The request – Nothing may be dropped or altered: reproduce all the data.

[Rows from a figure dataset]

# # # # #

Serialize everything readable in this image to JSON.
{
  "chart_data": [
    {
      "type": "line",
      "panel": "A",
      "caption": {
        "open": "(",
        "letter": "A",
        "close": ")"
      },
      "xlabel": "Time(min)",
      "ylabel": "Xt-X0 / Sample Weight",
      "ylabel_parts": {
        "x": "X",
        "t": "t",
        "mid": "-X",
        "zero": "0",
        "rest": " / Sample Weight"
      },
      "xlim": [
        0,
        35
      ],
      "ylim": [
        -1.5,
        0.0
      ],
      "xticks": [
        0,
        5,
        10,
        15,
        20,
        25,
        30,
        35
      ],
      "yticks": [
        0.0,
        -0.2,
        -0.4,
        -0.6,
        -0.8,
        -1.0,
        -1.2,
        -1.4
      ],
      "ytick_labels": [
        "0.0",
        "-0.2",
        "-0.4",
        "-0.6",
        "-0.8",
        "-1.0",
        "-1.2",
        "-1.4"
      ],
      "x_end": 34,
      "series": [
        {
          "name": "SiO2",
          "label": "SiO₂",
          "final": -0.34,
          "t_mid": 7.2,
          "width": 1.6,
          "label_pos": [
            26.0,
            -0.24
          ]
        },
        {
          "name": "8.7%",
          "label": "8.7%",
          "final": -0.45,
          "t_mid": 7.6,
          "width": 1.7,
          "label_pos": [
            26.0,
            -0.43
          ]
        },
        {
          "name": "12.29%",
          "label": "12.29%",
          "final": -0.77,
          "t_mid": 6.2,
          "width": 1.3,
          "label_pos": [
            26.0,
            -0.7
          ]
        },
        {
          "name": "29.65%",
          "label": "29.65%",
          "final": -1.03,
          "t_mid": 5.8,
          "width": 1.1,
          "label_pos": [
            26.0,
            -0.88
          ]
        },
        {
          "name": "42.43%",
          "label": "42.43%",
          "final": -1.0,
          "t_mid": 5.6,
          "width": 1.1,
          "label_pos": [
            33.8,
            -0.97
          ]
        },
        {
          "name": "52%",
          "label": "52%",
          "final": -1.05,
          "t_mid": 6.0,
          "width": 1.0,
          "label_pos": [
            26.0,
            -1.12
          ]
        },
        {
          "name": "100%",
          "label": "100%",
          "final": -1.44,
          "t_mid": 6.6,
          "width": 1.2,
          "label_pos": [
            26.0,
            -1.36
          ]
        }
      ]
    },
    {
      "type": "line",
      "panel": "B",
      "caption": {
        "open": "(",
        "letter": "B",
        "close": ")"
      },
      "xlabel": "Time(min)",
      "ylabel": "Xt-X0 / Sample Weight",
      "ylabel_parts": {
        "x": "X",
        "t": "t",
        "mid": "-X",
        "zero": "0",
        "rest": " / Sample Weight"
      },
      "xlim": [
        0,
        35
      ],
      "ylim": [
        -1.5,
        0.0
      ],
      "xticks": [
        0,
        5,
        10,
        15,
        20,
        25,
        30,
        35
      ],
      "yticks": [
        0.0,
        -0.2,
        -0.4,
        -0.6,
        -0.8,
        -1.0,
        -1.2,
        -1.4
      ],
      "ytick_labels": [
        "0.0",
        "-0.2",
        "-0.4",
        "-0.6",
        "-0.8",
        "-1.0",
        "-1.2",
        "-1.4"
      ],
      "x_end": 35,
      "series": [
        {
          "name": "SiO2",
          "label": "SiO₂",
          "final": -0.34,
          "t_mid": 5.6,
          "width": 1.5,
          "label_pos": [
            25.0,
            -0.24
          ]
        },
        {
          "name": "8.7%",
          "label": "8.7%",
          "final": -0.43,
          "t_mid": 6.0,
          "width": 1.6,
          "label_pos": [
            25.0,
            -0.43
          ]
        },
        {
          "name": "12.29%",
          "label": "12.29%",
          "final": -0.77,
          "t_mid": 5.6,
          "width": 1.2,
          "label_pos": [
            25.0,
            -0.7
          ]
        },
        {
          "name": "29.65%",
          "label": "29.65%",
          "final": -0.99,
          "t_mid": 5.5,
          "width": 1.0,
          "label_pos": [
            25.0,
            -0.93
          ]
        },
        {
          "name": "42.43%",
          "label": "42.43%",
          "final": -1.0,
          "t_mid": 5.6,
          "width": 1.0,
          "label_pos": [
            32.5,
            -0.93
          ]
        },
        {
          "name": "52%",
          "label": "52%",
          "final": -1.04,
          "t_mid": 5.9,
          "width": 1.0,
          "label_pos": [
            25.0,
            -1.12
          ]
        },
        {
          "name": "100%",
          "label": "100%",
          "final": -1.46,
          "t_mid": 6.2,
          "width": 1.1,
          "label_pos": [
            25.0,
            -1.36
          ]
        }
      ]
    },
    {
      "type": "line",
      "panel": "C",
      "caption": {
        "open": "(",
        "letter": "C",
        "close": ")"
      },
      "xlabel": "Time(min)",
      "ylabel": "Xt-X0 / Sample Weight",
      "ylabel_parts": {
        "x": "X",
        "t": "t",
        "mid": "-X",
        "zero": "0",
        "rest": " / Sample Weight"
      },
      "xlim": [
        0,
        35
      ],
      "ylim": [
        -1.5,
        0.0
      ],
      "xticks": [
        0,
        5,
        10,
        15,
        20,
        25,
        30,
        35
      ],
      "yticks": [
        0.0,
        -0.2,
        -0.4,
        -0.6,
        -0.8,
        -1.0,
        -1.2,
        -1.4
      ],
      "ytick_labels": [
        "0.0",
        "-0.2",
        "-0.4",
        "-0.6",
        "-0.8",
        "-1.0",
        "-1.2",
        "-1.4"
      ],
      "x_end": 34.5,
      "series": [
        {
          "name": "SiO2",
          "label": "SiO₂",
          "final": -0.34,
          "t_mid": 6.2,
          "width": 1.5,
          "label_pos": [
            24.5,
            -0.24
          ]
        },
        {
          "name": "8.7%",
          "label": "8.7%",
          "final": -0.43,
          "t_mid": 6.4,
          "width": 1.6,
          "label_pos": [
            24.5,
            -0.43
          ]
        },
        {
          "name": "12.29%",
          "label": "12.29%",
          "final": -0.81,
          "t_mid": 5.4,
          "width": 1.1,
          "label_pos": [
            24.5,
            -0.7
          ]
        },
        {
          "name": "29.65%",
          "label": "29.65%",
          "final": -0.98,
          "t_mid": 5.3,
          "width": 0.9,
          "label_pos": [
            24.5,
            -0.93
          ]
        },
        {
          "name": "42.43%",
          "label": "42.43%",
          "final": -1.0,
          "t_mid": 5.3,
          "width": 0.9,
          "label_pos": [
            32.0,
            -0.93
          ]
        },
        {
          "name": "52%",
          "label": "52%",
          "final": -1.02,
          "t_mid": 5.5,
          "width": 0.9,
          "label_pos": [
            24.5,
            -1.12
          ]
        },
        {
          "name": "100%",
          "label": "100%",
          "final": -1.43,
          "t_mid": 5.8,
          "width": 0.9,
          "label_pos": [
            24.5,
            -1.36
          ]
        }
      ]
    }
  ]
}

# # # # #

Task answer –
Serialize everything readable in this image to JSON.
{
  "chart_data": [
    {
      "type": "line",
      "panel": "A",
      "caption": {
        "open": "(",
        "letter": "A",
        "close": ")"
      },
      "xlabel": "Time(min)",
      "ylabel": "Xt-X0 / Sample Weight",
      "ylabel_parts": {
        "x": "X",
        "t": "t",
        "mid": "-X",
        "zero": "0",
        "rest": " / Sample Weight"
      },
      "xlim": [
        0,
        35
      ],
      "ylim": [
        -1.5,
        0.0
      ],
      "xticks": [
        0,
        5,
        10,
        15,
        20,
        25,
        30,
        35
      ],
      "yticks": [
        0.0,
        -0.2,
        -0.4,
        -0.6,
        -0.8,
        -1.0,
        -1.2,
        -1.4
      ],
      "ytick_labels": [
        "0.0",
        "-0.2",
        "-0.4",
        "-0.6",
        "-0.8",
        "-1.0",
        "-1.2",
        "-1.4"
      ],
      "x_end": 34,
      "series": [
        {
          "name": "SiO2",
          "label": "SiO₂",
          "final": -0.34,
          "t_mid": 7.2,
          "width": 1.6,
          "label_pos": [
            26.0,
            -0.24
          ]
        },
        {
          "name": "8.7%",
          "label": "8.7%",
          "final": -0.45,
          "t_mid": 7.6,
          "width": 1.7,
          "label_pos": [
            26.0,
            -0.43
          ]
        },
        {
          "name": "12.29%",
          "label": "12.29%",
          "final": -0.77,
          "t_mid": 6.2,
          "width": 1.3,
          "label_pos": [
            26.0,
            -0.7
          ]
        },
        {
          "name": "29.65%",
          "label": "29.65%",
          "final": -1.03,
          "t_mid": 5.8,
          "width": 1.1,
          "label_pos": [
            26.0,
            -0.88
          ]
        },
        {
          "name": "42.43%",
          "label": "42.43%",
          "final": -1.0,
          "t_mid": 5.6,
          "width": 1.1,
          "label_pos": [
            33.8,
            -0.97
          ]
        },
        {
          "name": "52%",
          "label": "52%",
          "final": -1.05,
          "t_mid": 6.0,
          "width": 1.0,
          "label_pos": [
            26.0,
            -1.12
          ]
        },
        {
          "name": "100%",
          "label": "100%",
          "final": -1.44,
          "t_mid": 6.6,
          "width": 1.2,
          "label_pos": [
            26.0,
            -1.36
          ]
        }
      ]
    },
    {
      "type": "line",
      "panel": "B",
      "caption": {
        "open": "(",
        "letter": "B",
        "close": ")"
      },
      "xlabel": "Time(min)",
      "ylabel": "Xt-X0 / Sample Weight",
      "ylabel_parts": {
        "x": "X",
        "t": "t",
        "mid": "-X",
        "zero": "0",
        "rest": " / Sample Weight"
      },
      "xlim": [
        0,
        35
      ],
      "ylim": [
        -1.5,
        0.0
      ],
      "xticks": [
        0,
        5,
        10,
        15,
        20,
        25,
        30,
        35
      ],
      "yticks": [
        0.0,
        -0.2,
        -0.4,
        -0.6,
        -0.8,
        -1.0,
        -1.2,
        -1.4
      ],
      "ytick_labels": [
        "0.0",
        "-0.2",
        "-0.4",
        "-0.6",
        "-0.8",
        "-1.0",
        "-1.2",
        "-1.4"
      ],
      "x_end": 35,
      "series": [
        {
          "name": "SiO2",
          "label": "SiO₂",
          "final": -0.34,
          "t_mid": 5.6,
          "width": 1.5,
          "label_pos": [
            25.0,
            -0.24
          ]
        },
        {
          "name": "8.7%",
          "label": "8.7%",
          "final": -0.43,
          "t_mid": 6.0,
          "width": 1.6,
          "label_pos": [
            25.0,
            -0.43
          ]
        },
        {
          "name": "12.29%",
          "label": "12.29%",
          "final": -0.77,
          "t_mid": 5.6,
          "width": 1.2,
          "label_pos": [
            25.0,
            -0.7
          ]
        },
        {
          "name": "29.65%",
          "label": "29.65%",
          "final": -0.99,
          "t_mid": 5.5,
          "width": 1.0,
          "label_pos": [
            25.0,
            -0.93
          ]
        },
        {
          "name": "42.43%",
          "label": "42.43%",
          "final": -1.0,
          "t_mid": 5.6,
          "width": 1.0,
          "label_pos": [
            32.5,
            -0.93
          ]
        },
        {
          "name": "52%",
          "label": "52%",
          "final": -1.04,
          "t_mid": 5.9,
          "width": 1.0,
          "label_pos": [
            25.0,
            -1.12
          ]
        },
        {
          "name": "100%",
          "label": "100%",
          "final": -1.46,
          "t_mid": 6.2,
          "width": 1.1,
          "label_pos": [
            25.0,
            -1.36
          ]
        }
      ]
    },
    {
      "type": "line",
      "panel": "C",
      "caption": {
        "open": "(",
        "letter": "C",
        "close": ")"
      },
      "xlabel": "Time(min)",
      "ylabel": "Xt-X0 / Sample Weight",
      "ylabel_parts": {
        "x": "X",
        "t": "t",
        "mid": "-X",
        "zero": "0",
        "rest": " / Sample Weight"
      },
      "xlim": [
        0,
        35
      ],
      "ylim": [
        -1.5,
        0.0
      ],
      "xticks": [
        0,
        5,
        10,
        15,
        20,
        25,
        30,
        35
      ],
      "yticks": [
        0.0,
        -0.2,
        -0.4,
        -0.6,
        -0.8,
        -1.0,
        -1.2,
        -1.4
      ],
      "ytick_labels": [
        "0.0",
        "-0.2",
        "-0.4",
        "-0.6",
        "-0.8",
        "-1.0",
        "-1.2",
        "-1.4"
      ],
      "x_end": 34.5,
      "series": [
        {
          "name": "SiO2",
          "label": "SiO₂",
          "final": -0.34,
          "t_mid": 6.2,
          "width": 1.5,
          "label_pos": [
            24.5,
            -0.24
          ]
        },
        {
          "name": "8.7%",
          "label": "8.7%",
          "final": -0.43,
          "t_mid": 6.4,
          "width": 1.6,
          "label_pos": [
            24.5,
            -0.43
          ]
        },
        {
          "name": "12.29%",
          "label": "12.29%",
          "final": -0.81,
          "t_mid": 5.4,
          "width": 1.1,
          "label_pos": [
            24.5,
            -0.7
          ]
        },
        {
          "name": "29.65%",
          "label": "29.65%",
          "final": -0.98,
          "t_mid": 5.3,
          "width": 0.9,
          "label_pos": [
            24.5,
            -0.93
          ]
        },
        {
          "name": "42.43%",
          "label": "42.43%",
          "final": -1.0,
          "t_mid": 5.3,
          "width": 0.9,
          "label_pos": [
            32.0,
            -0.93
          ]
        },
        {
          "name": "52%",
          "label": "52%",
          "final": -1.02,
          "t_mid": 5.5,
          "width": 0.9,
          "label_pos": [
            24.5,
            -1.12
          ]
        },
        {
          "name": "100%",
          "label": "100%",
          "final": -1.43,
          "t_mid": 5.8,
          "width": 0.9,
          "label_pos": [
            24.5,
            -1.36
          ]
        }
      ]
    }
  ]
}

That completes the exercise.